→ **EXERCISE DESCRIPTION**
From the entries that follow, pick out all lines holding "legend".
==== MATERIAL FOR THIS TASK
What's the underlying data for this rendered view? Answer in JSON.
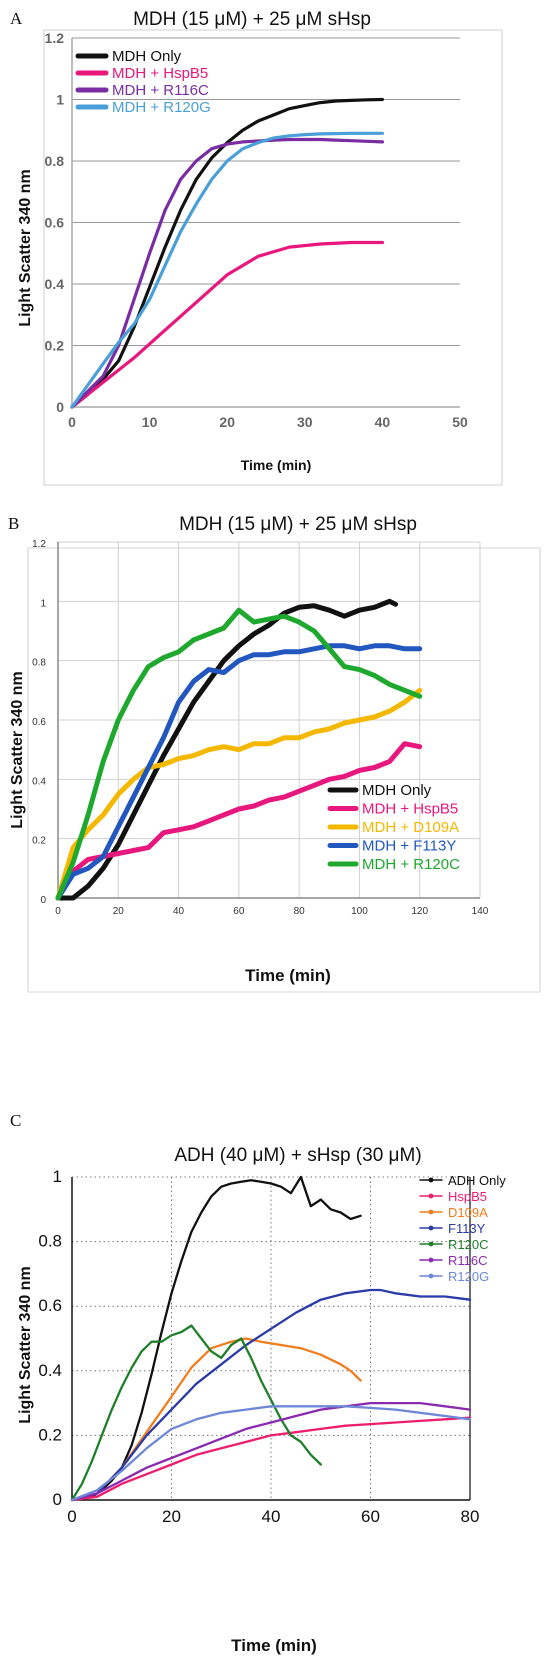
{
  "panels": [
    {
      "letter": "A",
      "chart_data": {
        "type": "line",
        "title": "MDH (15 μM) + 25 μM sHsp",
        "xlabel": "Time (min)",
        "ylabel": "Light Scatter 340 nm",
        "xlim": [
          0,
          50
        ],
        "ylim": [
          0,
          1.2
        ],
        "xticks": [
          "0",
          "10",
          "20",
          "30",
          "40",
          "50"
        ],
        "yticks": [
          "0",
          "0.2",
          "0.4",
          "0.6",
          "0.8",
          "1",
          "1.2"
        ],
        "grid": "horizontal",
        "legend": "top-left",
        "series": [
          {
            "name": "MDH  Only",
            "color": "#111111",
            "x": [
              0,
              2,
              4,
              6,
              8,
              10,
              12,
              14,
              16,
              18,
              20,
              22,
              24,
              26,
              28,
              30,
              32,
              34,
              36,
              38,
              40
            ],
            "y": [
              0,
              0.04,
              0.09,
              0.15,
              0.26,
              0.39,
              0.52,
              0.64,
              0.74,
              0.81,
              0.86,
              0.9,
              0.93,
              0.95,
              0.97,
              0.98,
              0.99,
              0.995,
              0.997,
              0.999,
              1.0
            ]
          },
          {
            "name": "MDH + HspB5",
            "color": "#e8177d",
            "x": [
              0,
              4,
              8,
              12,
              16,
              20,
              24,
              28,
              32,
              36,
              40
            ],
            "y": [
              0,
              0.08,
              0.16,
              0.25,
              0.34,
              0.43,
              0.49,
              0.52,
              0.53,
              0.535,
              0.535
            ]
          },
          {
            "name": "MDH + R116C",
            "color": "#7a2da3",
            "x": [
              0,
              2,
              4,
              6,
              8,
              10,
              12,
              14,
              16,
              18,
              20,
              22,
              24,
              26,
              28,
              30,
              32,
              34,
              36,
              38,
              40
            ],
            "y": [
              0,
              0.05,
              0.1,
              0.2,
              0.35,
              0.5,
              0.64,
              0.74,
              0.8,
              0.84,
              0.855,
              0.862,
              0.865,
              0.868,
              0.87,
              0.87,
              0.87,
              0.868,
              0.866,
              0.864,
              0.862
            ]
          },
          {
            "name": "MDH + R120G",
            "color": "#4a9fd8",
            "x": [
              0,
              2,
              4,
              6,
              8,
              10,
              12,
              14,
              16,
              18,
              20,
              22,
              24,
              26,
              28,
              30,
              32,
              34,
              36,
              38,
              40
            ],
            "y": [
              0,
              0.07,
              0.14,
              0.21,
              0.27,
              0.35,
              0.46,
              0.57,
              0.66,
              0.74,
              0.8,
              0.84,
              0.86,
              0.875,
              0.882,
              0.886,
              0.888,
              0.889,
              0.89,
              0.89,
              0.89
            ]
          }
        ]
      }
    },
    {
      "letter": "B",
      "chart_data": {
        "type": "line",
        "title": "MDH (15 μM) + 25 μM sHsp",
        "xlabel": "Time (min)",
        "ylabel": "Light Scatter 340 nm",
        "xlim": [
          0,
          140
        ],
        "ylim": [
          0,
          1.2
        ],
        "xticks": [
          "0",
          "20",
          "40",
          "60",
          "80",
          "100",
          "120",
          "140"
        ],
        "yticks": [
          "0",
          "0.2",
          "0.4",
          "0.6",
          "0.8",
          "1",
          "1.2"
        ],
        "grid": "both",
        "legend": "bottom-right",
        "series": [
          {
            "name": "MDH Only",
            "color": "#111111",
            "x": [
              0,
              5,
              10,
              15,
              20,
              25,
              30,
              35,
              40,
              45,
              50,
              55,
              60,
              65,
              70,
              75,
              80,
              85,
              90,
              95,
              100,
              105,
              110,
              112
            ],
            "y": [
              0,
              0,
              0.04,
              0.1,
              0.18,
              0.28,
              0.38,
              0.48,
              0.57,
              0.66,
              0.73,
              0.8,
              0.85,
              0.89,
              0.92,
              0.96,
              0.98,
              0.985,
              0.97,
              0.95,
              0.97,
              0.98,
              1.0,
              0.99
            ]
          },
          {
            "name": "MDH + HspB5",
            "color": "#e8177d",
            "x": [
              0,
              5,
              10,
              15,
              20,
              25,
              30,
              35,
              40,
              45,
              50,
              55,
              60,
              65,
              70,
              75,
              80,
              85,
              90,
              95,
              100,
              105,
              110,
              115,
              120
            ],
            "y": [
              0,
              0.09,
              0.13,
              0.14,
              0.15,
              0.16,
              0.17,
              0.22,
              0.23,
              0.24,
              0.26,
              0.28,
              0.3,
              0.31,
              0.33,
              0.34,
              0.36,
              0.38,
              0.4,
              0.41,
              0.43,
              0.44,
              0.46,
              0.52,
              0.51
            ]
          },
          {
            "name": "MDH + D109A",
            "color": "#f5b800",
            "x": [
              0,
              5,
              10,
              15,
              20,
              25,
              30,
              35,
              40,
              45,
              50,
              55,
              60,
              65,
              70,
              75,
              80,
              85,
              90,
              95,
              100,
              105,
              110,
              115,
              120
            ],
            "y": [
              0,
              0.17,
              0.23,
              0.28,
              0.35,
              0.4,
              0.44,
              0.45,
              0.47,
              0.48,
              0.5,
              0.51,
              0.5,
              0.52,
              0.52,
              0.54,
              0.54,
              0.56,
              0.57,
              0.59,
              0.6,
              0.61,
              0.63,
              0.66,
              0.7
            ]
          },
          {
            "name": "MDH + F113Y",
            "color": "#2157bf",
            "x": [
              0,
              5,
              10,
              15,
              20,
              25,
              30,
              35,
              40,
              45,
              50,
              55,
              60,
              65,
              70,
              75,
              80,
              85,
              90,
              95,
              100,
              105,
              110,
              115,
              120
            ],
            "y": [
              0,
              0.08,
              0.1,
              0.14,
              0.24,
              0.34,
              0.44,
              0.54,
              0.66,
              0.73,
              0.77,
              0.76,
              0.8,
              0.82,
              0.82,
              0.83,
              0.83,
              0.84,
              0.85,
              0.85,
              0.84,
              0.85,
              0.85,
              0.84,
              0.84
            ]
          },
          {
            "name": "MDH + R120C",
            "color": "#1fa82e",
            "x": [
              0,
              5,
              10,
              15,
              20,
              25,
              30,
              35,
              40,
              45,
              50,
              55,
              60,
              65,
              70,
              75,
              80,
              85,
              90,
              95,
              100,
              105,
              110,
              115,
              120
            ],
            "y": [
              0,
              0.12,
              0.28,
              0.46,
              0.6,
              0.7,
              0.78,
              0.81,
              0.83,
              0.87,
              0.89,
              0.91,
              0.97,
              0.93,
              0.94,
              0.95,
              0.93,
              0.9,
              0.84,
              0.78,
              0.77,
              0.75,
              0.72,
              0.7,
              0.68
            ]
          }
        ]
      }
    },
    {
      "letter": "C",
      "chart_data": {
        "type": "line",
        "title": "ADH (40 μM) +  sHsp (30 μM)",
        "xlabel": "Time (min)",
        "ylabel": "Light Scatter 340 nm",
        "xlim": [
          0,
          80
        ],
        "ylim": [
          0,
          1
        ],
        "xticks": [
          "0",
          "20",
          "40",
          "60",
          "80"
        ],
        "yticks": [
          "0",
          "0.2",
          "0.4",
          "0.6",
          "0.8",
          "1"
        ],
        "grid": "dotted",
        "legend": "top-right",
        "series": [
          {
            "name": "ADH Only",
            "color": "#111111",
            "x": [
              0,
              4,
              6,
              8,
              10,
              12,
              14,
              16,
              18,
              20,
              22,
              24,
              26,
              28,
              30,
              32,
              34,
              36,
              38,
              40,
              42,
              44,
              46,
              48,
              50,
              52,
              54,
              56,
              58
            ],
            "y": [
              0,
              0.01,
              0.03,
              0.06,
              0.1,
              0.17,
              0.27,
              0.39,
              0.52,
              0.64,
              0.74,
              0.83,
              0.89,
              0.94,
              0.97,
              0.98,
              0.985,
              0.99,
              0.985,
              0.98,
              0.97,
              0.95,
              1.0,
              0.91,
              0.93,
              0.9,
              0.89,
              0.87,
              0.88
            ]
          },
          {
            "name": "HspB5",
            "color": "#ee1e6f",
            "x": [
              0,
              5,
              10,
              15,
              20,
              25,
              30,
              35,
              40,
              45,
              50,
              55,
              60,
              65,
              70,
              75,
              80
            ],
            "y": [
              0,
              0.01,
              0.05,
              0.08,
              0.11,
              0.14,
              0.16,
              0.18,
              0.2,
              0.21,
              0.22,
              0.23,
              0.235,
              0.24,
              0.245,
              0.25,
              0.255
            ]
          },
          {
            "name": "D109A",
            "color": "#f07d1e",
            "x": [
              0,
              5,
              10,
              15,
              20,
              24,
              28,
              32,
              35,
              38,
              42,
              46,
              50,
              54,
              56,
              58
            ],
            "y": [
              0,
              0.02,
              0.1,
              0.21,
              0.32,
              0.41,
              0.47,
              0.49,
              0.5,
              0.49,
              0.48,
              0.47,
              0.45,
              0.42,
              0.4,
              0.37
            ]
          },
          {
            "name": "F113Y",
            "color": "#2a3aa8",
            "x": [
              0,
              5,
              10,
              15,
              20,
              25,
              30,
              35,
              40,
              45,
              50,
              55,
              60,
              62,
              65,
              70,
              75,
              80
            ],
            "y": [
              0,
              0.02,
              0.1,
              0.2,
              0.28,
              0.36,
              0.42,
              0.48,
              0.53,
              0.58,
              0.62,
              0.64,
              0.65,
              0.65,
              0.64,
              0.63,
              0.63,
              0.62
            ]
          },
          {
            "name": "R120C",
            "color": "#1f7f2a",
            "x": [
              0,
              2,
              4,
              6,
              8,
              10,
              12,
              14,
              16,
              18,
              20,
              22,
              24,
              26,
              28,
              30,
              32,
              34,
              36,
              38,
              40,
              42,
              44,
              46,
              48,
              50
            ],
            "y": [
              0,
              0.05,
              0.12,
              0.2,
              0.28,
              0.35,
              0.41,
              0.46,
              0.49,
              0.49,
              0.51,
              0.52,
              0.54,
              0.5,
              0.46,
              0.44,
              0.48,
              0.5,
              0.44,
              0.37,
              0.31,
              0.25,
              0.2,
              0.18,
              0.14,
              0.11
            ]
          },
          {
            "name": "R116C",
            "color": "#8a2ab0",
            "x": [
              0,
              5,
              10,
              15,
              20,
              25,
              30,
              35,
              40,
              45,
              50,
              55,
              60,
              65,
              70,
              75,
              80
            ],
            "y": [
              0,
              0.02,
              0.06,
              0.1,
              0.13,
              0.16,
              0.19,
              0.22,
              0.24,
              0.26,
              0.28,
              0.29,
              0.3,
              0.3,
              0.3,
              0.29,
              0.28
            ]
          },
          {
            "name": "R120G",
            "color": "#6e87d6",
            "x": [
              0,
              5,
              10,
              15,
              20,
              25,
              30,
              35,
              40,
              45,
              50,
              55,
              60,
              65,
              70,
              75,
              80
            ],
            "y": [
              0,
              0.03,
              0.09,
              0.16,
              0.22,
              0.25,
              0.27,
              0.28,
              0.29,
              0.29,
              0.29,
              0.29,
              0.285,
              0.28,
              0.27,
              0.26,
              0.25
            ]
          }
        ]
      }
    }
  ]
}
========
→ **REPLY TO THE TASK**
        "legend": "top-left",
        "legend": "bottom-right",
        "legend": "top-right",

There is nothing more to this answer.